- _DIRECTIVE_:
Copy nothing but the text: repeat each entry exactly and drop the images.
-- start --
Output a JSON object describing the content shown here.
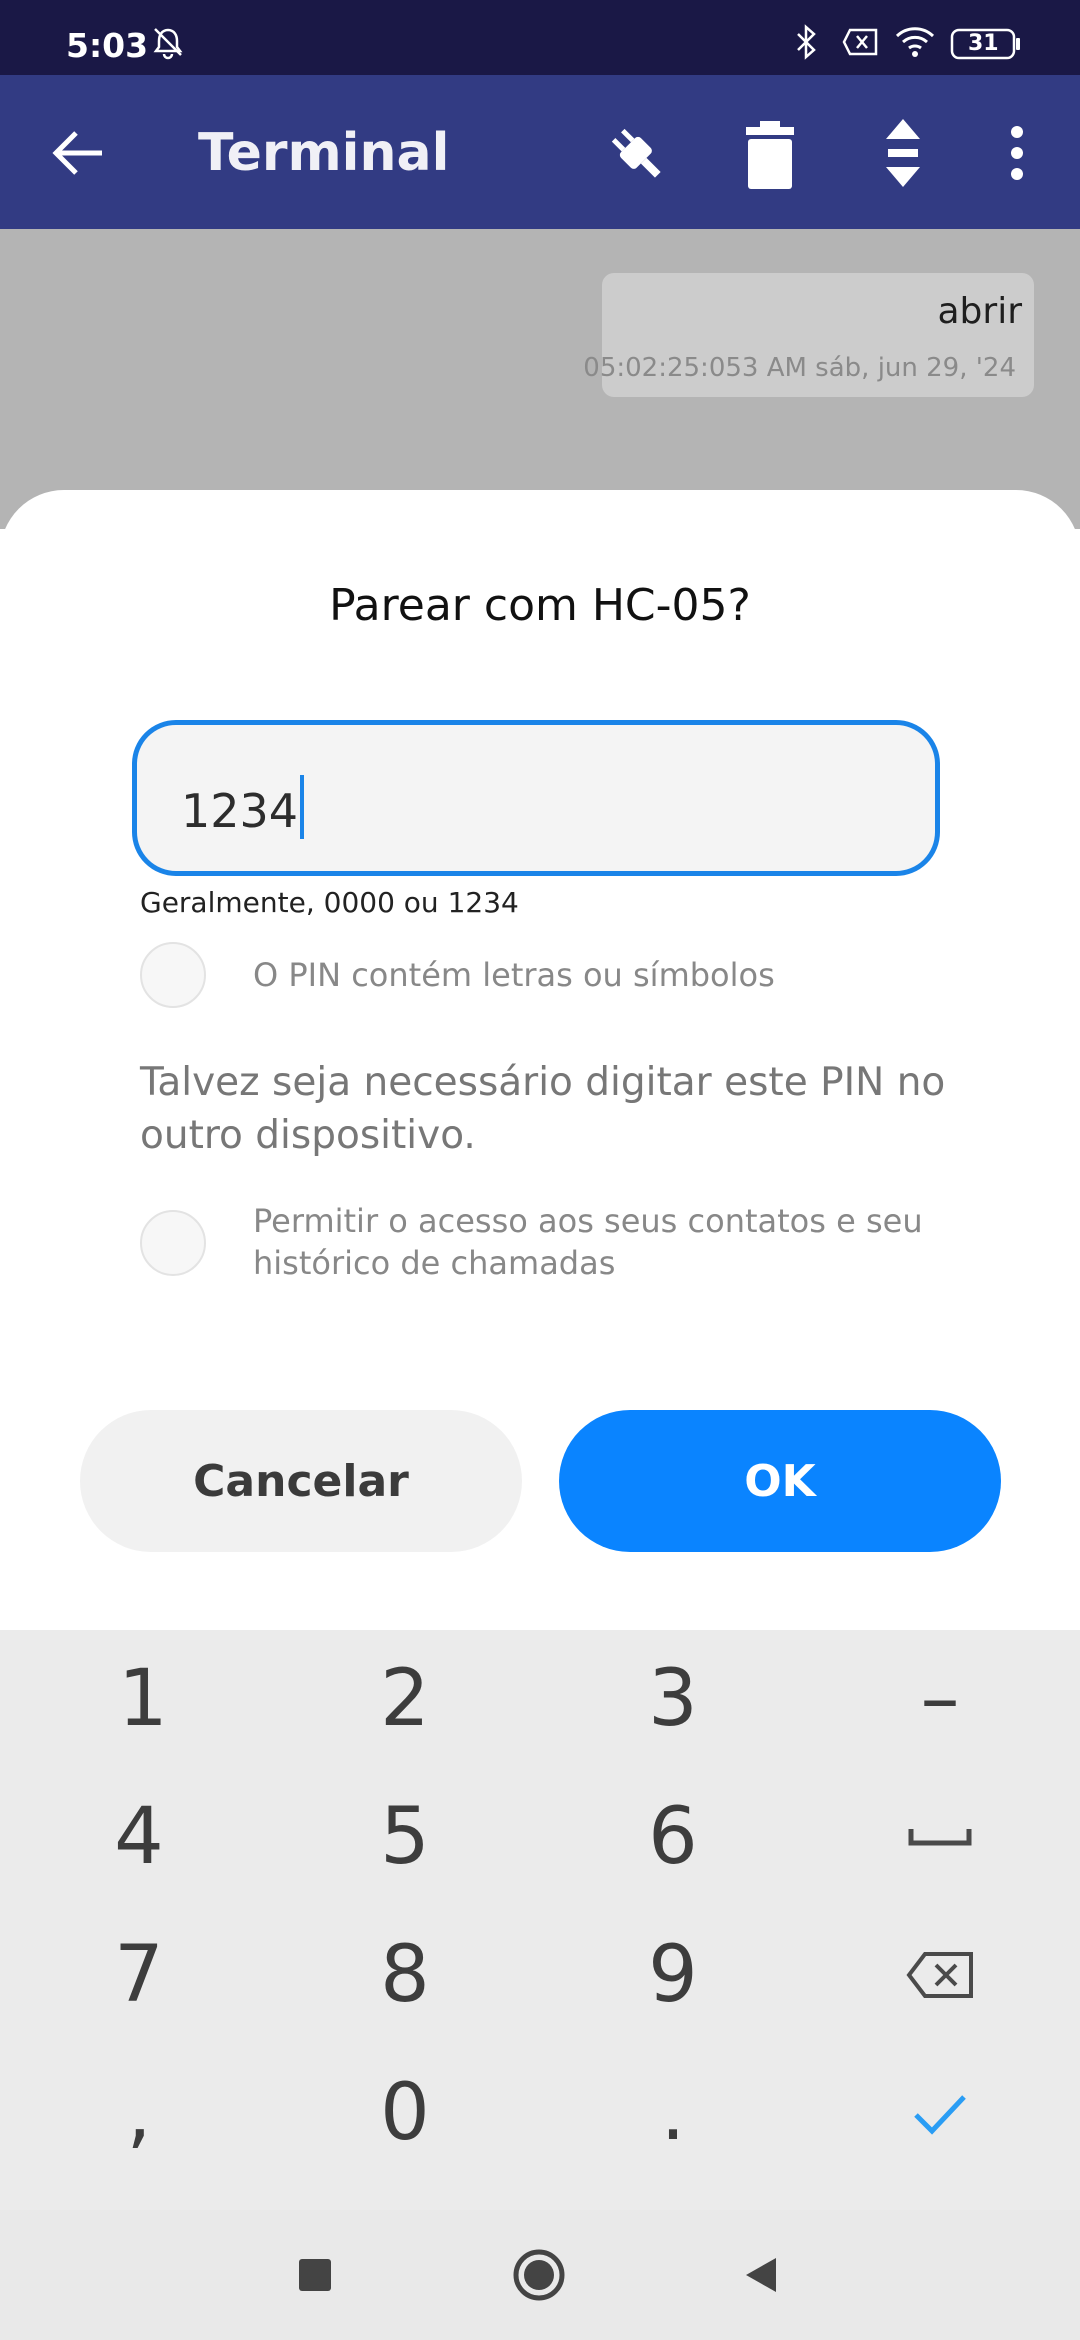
{
  "status_bar": {
    "time": "5:03",
    "battery": "31",
    "icons": [
      "alarm-off-icon",
      "bluetooth-icon",
      "no-sim-icon",
      "wifi-icon",
      "battery-icon"
    ]
  },
  "app_bar": {
    "title": "Terminal",
    "icons": [
      "back-arrow-icon",
      "plug-icon",
      "trash-icon",
      "scroll-icon",
      "more-vert-icon"
    ]
  },
  "terminal": {
    "message": "abrir",
    "timestamp": "05:02:25:053 AM sáb, jun 29, '24"
  },
  "dialog": {
    "title": "Parear com HC-05?",
    "pin_value": "1234",
    "hint": "Geralmente, 0000 ou 1234",
    "option_letters": "O PIN contém letras ou símbolos",
    "info": "Talvez seja necessário digitar este PIN no outro dispositivo.",
    "option_contacts": "Permitir o acesso aos seus contatos e seu histórico de chamadas",
    "cancel_label": "Cancelar",
    "ok_label": "OK"
  },
  "keyboard": {
    "keys": [
      "1",
      "2",
      "3",
      "–",
      "4",
      "5",
      "6",
      "7",
      "8",
      "9",
      ",",
      "0",
      "."
    ],
    "special": [
      "space-icon",
      "backspace-icon",
      "check-icon"
    ],
    "accent": "#2a9df4"
  },
  "nav_bar": {
    "icons": [
      "recents-square-icon",
      "home-circle-icon",
      "back-triangle-icon"
    ]
  },
  "colors": {
    "status_bar": "#1a1846",
    "app_bar": "#323b83",
    "primary": "#0a84ff",
    "input_border": "#1a84e8"
  }
}
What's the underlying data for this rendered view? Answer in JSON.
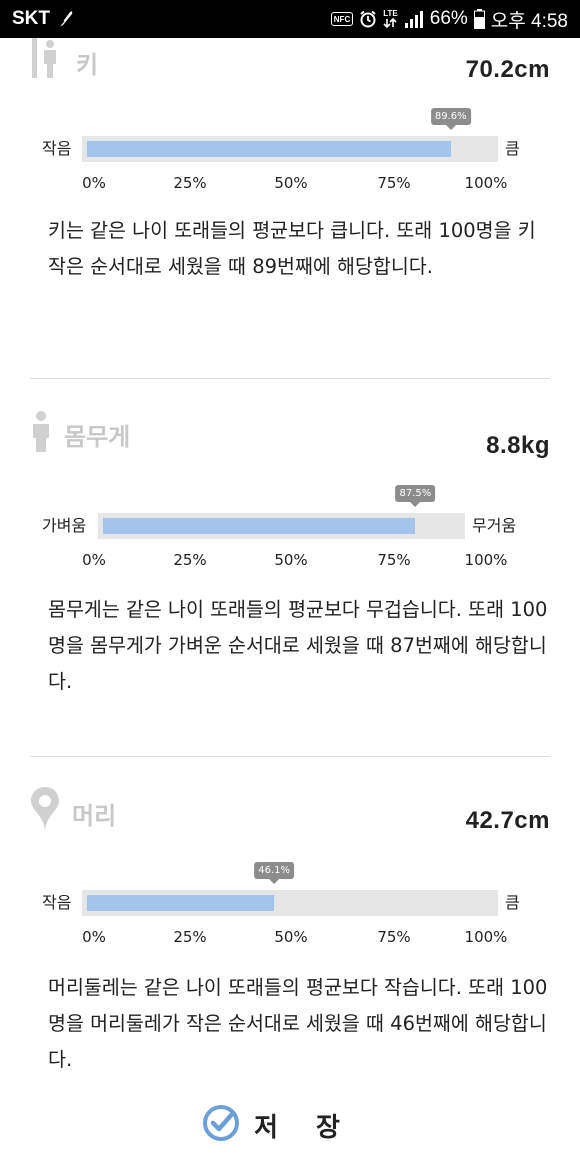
{
  "status_bar": {
    "carrier": "SKT",
    "nfc": "NFC",
    "lte": "LTE",
    "battery": "66%",
    "time": "오후 4:58"
  },
  "scale_ticks": [
    "0%",
    "25%",
    "50%",
    "75%",
    "100%"
  ],
  "sections": [
    {
      "label": "키",
      "value": "70.2cm",
      "left_label": "작음",
      "right_label": "큼",
      "percent_label": "89.6%",
      "percent": 89.6,
      "description": "키는 같은 나이 또래들의 평균보다 큽니다. 또래 100명을 키 작은 순서대로 세웠을 때 89번째에 해당합니다."
    },
    {
      "label": "몸무게",
      "value": "8.8kg",
      "left_label": "가벼움",
      "right_label": "무거움",
      "percent_label": "87.5%",
      "percent": 87.5,
      "description": "몸무게는 같은 나이 또래들의 평균보다 무겁습니다. 또래 100명을 몸무게가 가벼운 순서대로 세웠을 때 87번째에 해당합니다."
    },
    {
      "label": "머리",
      "value": "42.7cm",
      "left_label": "작음",
      "right_label": "큼",
      "percent_label": "46.1%",
      "percent": 46.1,
      "description": "머리둘레는 같은 나이 또래들의 평균보다 작습니다. 또래 100명을 머리둘레가 작은 순서대로 세웠을 때 46번째에 해당합니다."
    }
  ],
  "save_button": {
    "label": "저장"
  },
  "colors": {
    "bar_fill": "#a3c5eb",
    "bar_track": "#e6e6e6",
    "bubble": "#8c8c8c",
    "check": "#6a9fd8"
  }
}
-- end --
- _SOLVED EXERCISE_:
Output a JSON object describing the content shown here.
{
  "status_bar": {
    "time": "5:03",
    "battery": "31",
    "icons": [
      "alarm-off-icon",
      "bluetooth-icon",
      "no-sim-icon",
      "wifi-icon",
      "battery-icon"
    ]
  },
  "app_bar": {
    "title": "Terminal",
    "icons": [
      "back-arrow-icon",
      "plug-icon",
      "trash-icon",
      "scroll-icon",
      "more-vert-icon"
    ]
  },
  "terminal": {
    "message": "abrir",
    "timestamp": "05:02:25:053 AM sáb, jun 29, '24"
  },
  "dialog": {
    "title": "Parear com HC-05?",
    "pin_value": "1234",
    "hint": "Geralmente, 0000 ou 1234",
    "option_letters": "O PIN contém letras ou símbolos",
    "info": "Talvez seja necessário digitar este PIN no outro dispositivo.",
    "option_contacts": "Permitir o acesso aos seus contatos e seu histórico de chamadas",
    "cancel_label": "Cancelar",
    "ok_label": "OK"
  },
  "keyboard": {
    "keys": [
      "1",
      "2",
      "3",
      "–",
      "4",
      "5",
      "6",
      "7",
      "8",
      "9",
      ",",
      "0",
      "."
    ],
    "special": [
      "space-icon",
      "backspace-icon",
      "check-icon"
    ],
    "accent": "#2a9df4"
  },
  "nav_bar": {
    "icons": [
      "recents-square-icon",
      "home-circle-icon",
      "back-triangle-icon"
    ]
  },
  "colors": {
    "status_bar": "#1a1846",
    "app_bar": "#323b83",
    "primary": "#0a84ff",
    "input_border": "#1a84e8"
  }
}
What's the underlying data for this rendered view? Answer in JSON.
{
  "status_bar": {
    "carrier": "SKT",
    "nfc": "NFC",
    "lte": "LTE",
    "battery": "66%",
    "time": "오후 4:58"
  },
  "scale_ticks": [
    "0%",
    "25%",
    "50%",
    "75%",
    "100%"
  ],
  "sections": [
    {
      "label": "키",
      "value": "70.2cm",
      "left_label": "작음",
      "right_label": "큼",
      "percent_label": "89.6%",
      "percent": 89.6,
      "description": "키는 같은 나이 또래들의 평균보다 큽니다. 또래 100명을 키 작은 순서대로 세웠을 때 89번째에 해당합니다."
    },
    {
      "label": "몸무게",
      "value": "8.8kg",
      "left_label": "가벼움",
      "right_label": "무거움",
      "percent_label": "87.5%",
      "percent": 87.5,
      "description": "몸무게는 같은 나이 또래들의 평균보다 무겁습니다. 또래 100명을 몸무게가 가벼운 순서대로 세웠을 때 87번째에 해당합니다."
    },
    {
      "label": "머리",
      "value": "42.7cm",
      "left_label": "작음",
      "right_label": "큼",
      "percent_label": "46.1%",
      "percent": 46.1,
      "description": "머리둘레는 같은 나이 또래들의 평균보다 작습니다. 또래 100명을 머리둘레가 작은 순서대로 세웠을 때 46번째에 해당합니다."
    }
  ],
  "save_button": {
    "label": "저장"
  },
  "colors": {
    "bar_fill": "#a3c5eb",
    "bar_track": "#e6e6e6",
    "bubble": "#8c8c8c",
    "check": "#6a9fd8"
  }
}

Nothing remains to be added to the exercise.